(Extracted information Opens)
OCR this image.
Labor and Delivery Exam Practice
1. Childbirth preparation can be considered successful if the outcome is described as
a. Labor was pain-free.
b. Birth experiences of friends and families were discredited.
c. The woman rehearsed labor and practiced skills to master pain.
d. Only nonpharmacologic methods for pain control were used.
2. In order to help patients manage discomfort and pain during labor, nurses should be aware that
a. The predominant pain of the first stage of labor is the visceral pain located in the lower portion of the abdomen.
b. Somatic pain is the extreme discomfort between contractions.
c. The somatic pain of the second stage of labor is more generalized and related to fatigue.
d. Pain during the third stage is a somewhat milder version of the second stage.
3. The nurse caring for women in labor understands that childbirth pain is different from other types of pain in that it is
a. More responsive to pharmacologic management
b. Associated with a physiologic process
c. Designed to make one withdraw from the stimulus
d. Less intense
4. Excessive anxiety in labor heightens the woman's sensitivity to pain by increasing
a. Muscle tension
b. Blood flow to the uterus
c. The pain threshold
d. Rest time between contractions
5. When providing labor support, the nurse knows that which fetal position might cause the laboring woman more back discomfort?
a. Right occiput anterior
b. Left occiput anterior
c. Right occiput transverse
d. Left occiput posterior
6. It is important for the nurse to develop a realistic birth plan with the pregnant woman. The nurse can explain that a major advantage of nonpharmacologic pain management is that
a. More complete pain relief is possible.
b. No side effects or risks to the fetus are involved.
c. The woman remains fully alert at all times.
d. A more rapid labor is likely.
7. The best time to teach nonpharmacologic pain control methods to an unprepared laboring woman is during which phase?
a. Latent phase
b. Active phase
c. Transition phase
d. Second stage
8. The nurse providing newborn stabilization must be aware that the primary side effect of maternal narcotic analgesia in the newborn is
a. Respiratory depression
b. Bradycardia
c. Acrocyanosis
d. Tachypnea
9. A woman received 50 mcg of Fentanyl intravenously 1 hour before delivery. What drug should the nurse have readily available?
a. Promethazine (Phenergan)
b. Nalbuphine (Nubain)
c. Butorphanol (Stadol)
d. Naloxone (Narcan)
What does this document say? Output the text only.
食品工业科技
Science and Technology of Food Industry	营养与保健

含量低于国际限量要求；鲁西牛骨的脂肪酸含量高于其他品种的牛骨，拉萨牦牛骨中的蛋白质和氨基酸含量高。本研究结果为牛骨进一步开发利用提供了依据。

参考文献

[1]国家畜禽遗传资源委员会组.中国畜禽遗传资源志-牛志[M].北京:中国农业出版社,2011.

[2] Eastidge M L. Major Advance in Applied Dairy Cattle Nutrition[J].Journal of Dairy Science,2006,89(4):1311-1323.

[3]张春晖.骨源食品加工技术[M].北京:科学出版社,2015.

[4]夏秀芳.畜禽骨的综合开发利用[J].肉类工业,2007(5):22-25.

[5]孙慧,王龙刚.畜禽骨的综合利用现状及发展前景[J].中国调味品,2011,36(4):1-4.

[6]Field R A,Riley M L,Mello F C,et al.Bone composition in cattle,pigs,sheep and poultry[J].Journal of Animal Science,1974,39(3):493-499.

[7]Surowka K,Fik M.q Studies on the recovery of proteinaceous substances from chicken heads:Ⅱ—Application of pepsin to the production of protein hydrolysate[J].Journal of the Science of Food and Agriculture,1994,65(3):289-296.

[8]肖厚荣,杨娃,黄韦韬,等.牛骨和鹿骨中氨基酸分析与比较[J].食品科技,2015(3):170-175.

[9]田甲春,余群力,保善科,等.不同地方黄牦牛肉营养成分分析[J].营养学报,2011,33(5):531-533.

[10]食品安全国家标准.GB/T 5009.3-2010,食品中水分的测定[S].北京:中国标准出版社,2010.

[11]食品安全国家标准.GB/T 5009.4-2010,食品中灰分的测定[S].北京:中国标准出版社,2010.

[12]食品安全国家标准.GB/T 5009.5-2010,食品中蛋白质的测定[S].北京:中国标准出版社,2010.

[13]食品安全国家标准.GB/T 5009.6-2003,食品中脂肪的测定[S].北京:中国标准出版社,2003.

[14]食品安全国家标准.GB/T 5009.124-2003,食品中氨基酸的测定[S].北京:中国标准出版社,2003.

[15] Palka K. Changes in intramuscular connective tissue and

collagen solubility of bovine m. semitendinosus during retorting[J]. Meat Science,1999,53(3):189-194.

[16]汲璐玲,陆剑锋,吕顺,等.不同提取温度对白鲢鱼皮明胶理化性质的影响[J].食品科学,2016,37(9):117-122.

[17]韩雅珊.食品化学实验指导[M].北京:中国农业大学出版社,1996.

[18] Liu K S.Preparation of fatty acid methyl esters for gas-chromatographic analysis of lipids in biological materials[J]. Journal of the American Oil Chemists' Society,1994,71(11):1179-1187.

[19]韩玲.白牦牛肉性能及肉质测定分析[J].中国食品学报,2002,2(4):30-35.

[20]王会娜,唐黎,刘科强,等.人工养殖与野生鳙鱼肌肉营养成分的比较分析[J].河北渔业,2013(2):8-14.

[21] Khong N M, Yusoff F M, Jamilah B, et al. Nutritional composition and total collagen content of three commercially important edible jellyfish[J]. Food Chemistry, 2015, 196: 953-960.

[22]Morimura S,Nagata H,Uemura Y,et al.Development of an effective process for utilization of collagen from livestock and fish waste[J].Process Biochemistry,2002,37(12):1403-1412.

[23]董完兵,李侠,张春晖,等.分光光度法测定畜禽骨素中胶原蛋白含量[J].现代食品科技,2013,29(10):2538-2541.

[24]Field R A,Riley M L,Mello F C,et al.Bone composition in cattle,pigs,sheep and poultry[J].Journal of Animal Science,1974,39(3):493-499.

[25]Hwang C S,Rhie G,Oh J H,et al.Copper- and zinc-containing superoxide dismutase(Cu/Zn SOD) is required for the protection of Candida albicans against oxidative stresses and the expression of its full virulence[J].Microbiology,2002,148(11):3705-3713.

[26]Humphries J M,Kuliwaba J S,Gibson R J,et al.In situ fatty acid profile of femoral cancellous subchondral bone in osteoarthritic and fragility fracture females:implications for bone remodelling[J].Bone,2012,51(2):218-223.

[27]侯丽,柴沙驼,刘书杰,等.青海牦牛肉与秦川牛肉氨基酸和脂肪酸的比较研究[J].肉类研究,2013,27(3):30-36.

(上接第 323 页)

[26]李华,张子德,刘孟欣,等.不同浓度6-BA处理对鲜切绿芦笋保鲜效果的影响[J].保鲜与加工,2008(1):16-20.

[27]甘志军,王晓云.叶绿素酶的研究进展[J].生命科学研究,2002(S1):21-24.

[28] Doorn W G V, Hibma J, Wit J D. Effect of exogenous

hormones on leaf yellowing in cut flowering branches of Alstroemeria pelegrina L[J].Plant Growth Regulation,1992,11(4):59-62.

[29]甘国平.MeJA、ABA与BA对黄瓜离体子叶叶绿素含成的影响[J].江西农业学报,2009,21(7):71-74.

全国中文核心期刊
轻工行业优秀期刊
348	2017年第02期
(Extracted information Closes)
Aim of the task:
Select every line above that contains the word "nonpharmacologic", and copy it.

Answer to the exercise:
d. Only nonpharmacologic methods for pain control were used.
6. It is important for the nurse to develop a realistic birth plan with the pregnant woman. The nurse can explain that a major advantage of nonpharmacologic pain management is that
7. The best time to teach nonpharmacologic pain control methods to an unprepared laboring woman is during which phase?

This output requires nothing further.